-- Given request --
Can you write out the whole listing exactly?

>> Start Given information

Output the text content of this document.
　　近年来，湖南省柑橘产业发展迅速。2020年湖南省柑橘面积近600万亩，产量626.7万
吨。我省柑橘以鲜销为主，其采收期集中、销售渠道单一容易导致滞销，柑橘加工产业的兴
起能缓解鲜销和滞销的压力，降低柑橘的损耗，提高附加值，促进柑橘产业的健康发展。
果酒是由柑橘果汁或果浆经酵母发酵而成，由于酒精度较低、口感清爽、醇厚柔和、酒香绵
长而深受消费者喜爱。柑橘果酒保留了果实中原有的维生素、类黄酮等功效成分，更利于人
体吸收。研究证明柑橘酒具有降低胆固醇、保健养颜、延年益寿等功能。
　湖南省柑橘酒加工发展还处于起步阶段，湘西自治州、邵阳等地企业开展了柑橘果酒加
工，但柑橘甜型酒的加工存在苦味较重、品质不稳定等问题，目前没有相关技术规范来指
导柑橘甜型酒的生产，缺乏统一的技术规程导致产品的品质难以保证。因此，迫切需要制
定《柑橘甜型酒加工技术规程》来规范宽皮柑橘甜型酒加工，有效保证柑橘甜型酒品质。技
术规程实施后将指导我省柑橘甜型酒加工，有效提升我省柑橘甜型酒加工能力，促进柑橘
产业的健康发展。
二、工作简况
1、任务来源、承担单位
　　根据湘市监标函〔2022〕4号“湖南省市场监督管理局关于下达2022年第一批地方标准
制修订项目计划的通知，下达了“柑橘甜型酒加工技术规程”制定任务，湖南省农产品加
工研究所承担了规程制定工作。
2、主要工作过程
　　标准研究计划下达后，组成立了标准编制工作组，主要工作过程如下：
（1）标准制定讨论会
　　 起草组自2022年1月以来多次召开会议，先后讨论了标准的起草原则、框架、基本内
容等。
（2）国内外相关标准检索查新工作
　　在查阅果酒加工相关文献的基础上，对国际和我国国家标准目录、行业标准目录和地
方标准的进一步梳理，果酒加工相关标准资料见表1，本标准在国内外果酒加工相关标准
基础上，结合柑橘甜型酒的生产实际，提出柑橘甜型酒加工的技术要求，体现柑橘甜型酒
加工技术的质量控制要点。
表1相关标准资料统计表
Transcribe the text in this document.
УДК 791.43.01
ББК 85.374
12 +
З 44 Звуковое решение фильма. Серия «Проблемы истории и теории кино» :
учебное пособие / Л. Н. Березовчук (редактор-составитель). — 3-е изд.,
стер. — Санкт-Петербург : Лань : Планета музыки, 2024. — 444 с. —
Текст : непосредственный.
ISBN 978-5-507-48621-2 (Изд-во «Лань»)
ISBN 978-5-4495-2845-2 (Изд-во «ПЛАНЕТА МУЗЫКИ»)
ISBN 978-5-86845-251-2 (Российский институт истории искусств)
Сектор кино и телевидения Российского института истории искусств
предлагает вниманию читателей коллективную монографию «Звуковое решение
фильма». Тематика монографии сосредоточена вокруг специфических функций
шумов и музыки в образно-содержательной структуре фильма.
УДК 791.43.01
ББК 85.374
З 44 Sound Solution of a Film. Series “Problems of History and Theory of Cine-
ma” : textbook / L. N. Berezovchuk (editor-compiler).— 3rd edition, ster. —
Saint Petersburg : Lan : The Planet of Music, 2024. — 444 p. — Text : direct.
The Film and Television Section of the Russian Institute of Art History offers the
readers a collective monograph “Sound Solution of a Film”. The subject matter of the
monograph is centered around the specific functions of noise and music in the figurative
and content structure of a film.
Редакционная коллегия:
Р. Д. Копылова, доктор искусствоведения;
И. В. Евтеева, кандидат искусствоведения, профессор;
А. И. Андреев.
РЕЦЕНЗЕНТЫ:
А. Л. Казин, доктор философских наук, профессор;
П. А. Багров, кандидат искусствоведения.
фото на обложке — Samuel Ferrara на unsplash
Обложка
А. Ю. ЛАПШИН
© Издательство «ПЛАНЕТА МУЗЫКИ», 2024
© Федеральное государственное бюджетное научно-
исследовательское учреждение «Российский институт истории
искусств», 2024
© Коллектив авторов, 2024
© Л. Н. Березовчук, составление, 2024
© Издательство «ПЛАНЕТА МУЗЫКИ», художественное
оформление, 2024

>> End Given information

-- Result of this exercise --
Output the text content of this document.
　　近年来，湖南省柑橘产业发展迅速。2020年湖南省柑橘面积近600万亩，产量626.7万
吨。我省柑橘以鲜销为主，其采收期集中、销售渠道单一容易导致滞销，柑橘加工产业的兴
起能缓解鲜销和滞销的压力，降低柑橘的损耗，提高附加值，促进柑橘产业的健康发展。
果酒是由柑橘果汁或果浆经酵母发酵而成，由于酒精度较低、口感清爽、醇厚柔和、酒香绵
长而深受消费者喜爱。柑橘果酒保留了果实中原有的维生素、类黄酮等功效成分，更利于人
体吸收。研究证明柑橘酒具有降低胆固醇、保健养颜、延年益寿等功能。
　湖南省柑橘酒加工发展还处于起步阶段，湘西自治州、邵阳等地企业开展了柑橘果酒加
工，但柑橘甜型酒的加工存在苦味较重、品质不稳定等问题，目前没有相关技术规范来指
导柑橘甜型酒的生产，缺乏统一的技术规程导致产品的品质难以保证。因此，迫切需要制
定《柑橘甜型酒加工技术规程》来规范宽皮柑橘甜型酒加工，有效保证柑橘甜型酒品质。技
术规程实施后将指导我省柑橘甜型酒加工，有效提升我省柑橘甜型酒加工能力，促进柑橘
产业的健康发展。
二、工作简况
1、任务来源、承担单位
　　根据湘市监标函〔2022〕4号“湖南省市场监督管理局关于下达2022年第一批地方标准
制修订项目计划的通知，下达了“柑橘甜型酒加工技术规程”制定任务，湖南省农产品加
工研究所承担了规程制定工作。
2、主要工作过程
　　标准研究计划下达后，组成立了标准编制工作组，主要工作过程如下：
（1）标准制定讨论会
　　 起草组自2022年1月以来多次召开会议，先后讨论了标准的起草原则、框架、基本内
容等。
（2）国内外相关标准检索查新工作
　　在查阅果酒加工相关文献的基础上，对国际和我国国家标准目录、行业标准目录和地
方标准的进一步梳理，果酒加工相关标准资料见表1，本标准在国内外果酒加工相关标准
基础上，结合柑橘甜型酒的生产实际，提出柑橘甜型酒加工的技术要求，体现柑橘甜型酒
加工技术的质量控制要点。
表1相关标准资料统计表
Transcribe the text in this document.
УДК 791.43.01
ББК 85.374
12 +
З 44 Звуковое решение фильма. Серия «Проблемы истории и теории кино» :
учебное пособие / Л. Н. Березовчук (редактор-составитель). — 3-е изд.,
стер. — Санкт-Петербург : Лань : Планета музыки, 2024. — 444 с. —
Текст : непосредственный.
ISBN 978-5-507-48621-2 (Изд-во «Лань»)
ISBN 978-5-4495-2845-2 (Изд-во «ПЛАНЕТА МУЗЫКИ»)
ISBN 978-5-86845-251-2 (Российский институт истории искусств)
Сектор кино и телевидения Российского института истории искусств
предлагает вниманию читателей коллективную монографию «Звуковое решение
фильма». Тематика монографии сосредоточена вокруг специфических функций
шумов и музыки в образно-содержательной структуре фильма.
УДК 791.43.01
ББК 85.374
З 44 Sound Solution of a Film. Series “Problems of History and Theory of Cine-
ma” : textbook / L. N. Berezovchuk (editor-compiler).— 3rd edition, ster. —
Saint Petersburg : Lan : The Planet of Music, 2024. — 444 p. — Text : direct.
The Film and Television Section of the Russian Institute of Art History offers the
readers a collective monograph “Sound Solution of a Film”. The subject matter of the
monograph is centered around the specific functions of noise and music in the figurative
and content structure of a film.
Редакционная коллегия:
Р. Д. Копылова, доктор искусствоведения;
И. В. Евтеева, кандидат искусствоведения, профессор;
А. И. Андреев.
РЕЦЕНЗЕНТЫ:
А. Л. Казин, доктор философских наук, профессор;
П. А. Багров, кандидат искусствоведения.
фото на обложке — Samuel Ferrara на unsplash
Обложка
А. Ю. ЛАПШИН
© Издательство «ПЛАНЕТА МУЗЫКИ», 2024
© Федеральное государственное бюджетное научно-
исследовательское учреждение «Российский институт истории
искусств», 2024
© Коллектив авторов, 2024
© Л. Н. Березовчук, составление, 2024
© Издательство «ПЛАНЕТА МУЗЫКИ», художественное
оформление, 2024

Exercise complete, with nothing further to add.